• [Short exercise] Return the records that follow unaltered. Omit every picture.

Data records

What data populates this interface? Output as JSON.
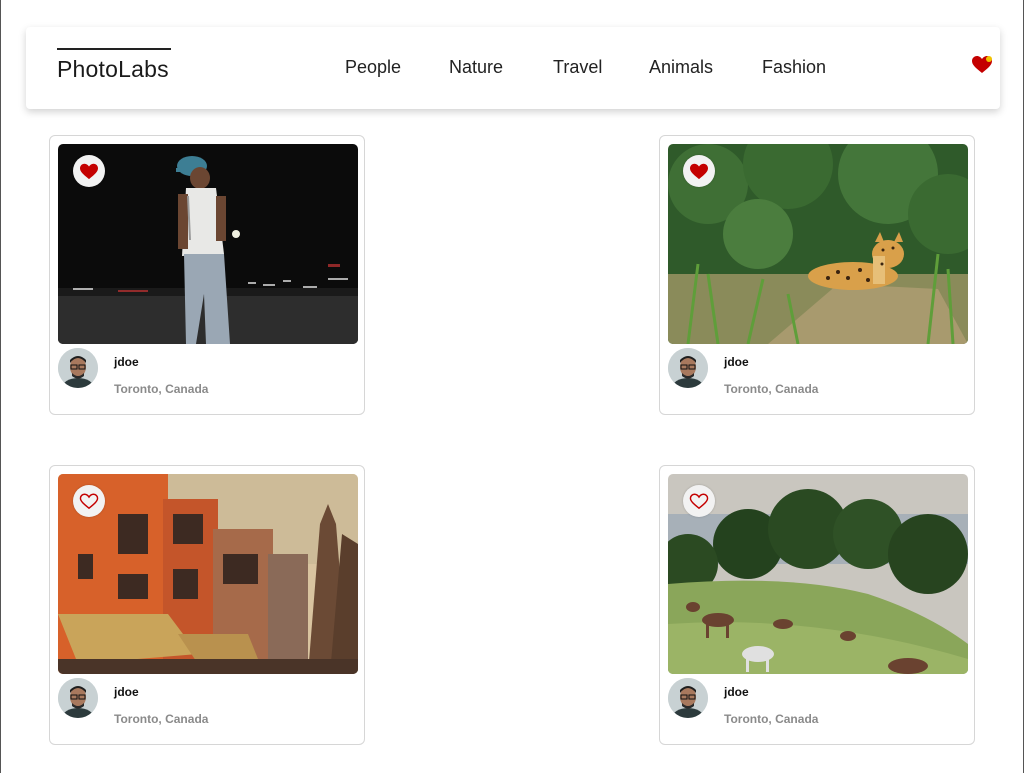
{
  "app": {
    "brand": "PhotoLabs"
  },
  "nav": {
    "topics": [
      "People",
      "Nature",
      "Travel",
      "Animals",
      "Fashion"
    ]
  },
  "favourites": {
    "icon": "heart-icon",
    "has_notification": true,
    "color": "#c40000"
  },
  "photos": [
    {
      "subject": "man-in-cap-at-night",
      "liked": true,
      "user": {
        "username": "jdoe",
        "location": "Toronto, Canada"
      }
    },
    {
      "subject": "jaguar-in-grass",
      "liked": true,
      "user": {
        "username": "jdoe",
        "location": "Toronto, Canada"
      }
    },
    {
      "subject": "orange-buildings-street",
      "liked": false,
      "user": {
        "username": "jdoe",
        "location": "Toronto, Canada"
      }
    },
    {
      "subject": "horses-grazing-hillside",
      "liked": false,
      "user": {
        "username": "jdoe",
        "location": "Toronto, Canada"
      }
    }
  ],
  "colors": {
    "like_red": "#c40000",
    "muted_text": "#8a8a8a"
  }
}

• [Task result]
What data populates this interface? Output as JSON.
{
  "app": {
    "brand": "PhotoLabs"
  },
  "nav": {
    "topics": [
      "People",
      "Nature",
      "Travel",
      "Animals",
      "Fashion"
    ]
  },
  "favourites": {
    "icon": "heart-icon",
    "has_notification": true,
    "color": "#c40000"
  },
  "photos": [
    {
      "subject": "man-in-cap-at-night",
      "liked": true,
      "user": {
        "username": "jdoe",
        "location": "Toronto, Canada"
      }
    },
    {
      "subject": "jaguar-in-grass",
      "liked": true,
      "user": {
        "username": "jdoe",
        "location": "Toronto, Canada"
      }
    },
    {
      "subject": "orange-buildings-street",
      "liked": false,
      "user": {
        "username": "jdoe",
        "location": "Toronto, Canada"
      }
    },
    {
      "subject": "horses-grazing-hillside",
      "liked": false,
      "user": {
        "username": "jdoe",
        "location": "Toronto, Canada"
      }
    }
  ],
  "colors": {
    "like_red": "#c40000",
    "muted_text": "#8a8a8a"
  }
}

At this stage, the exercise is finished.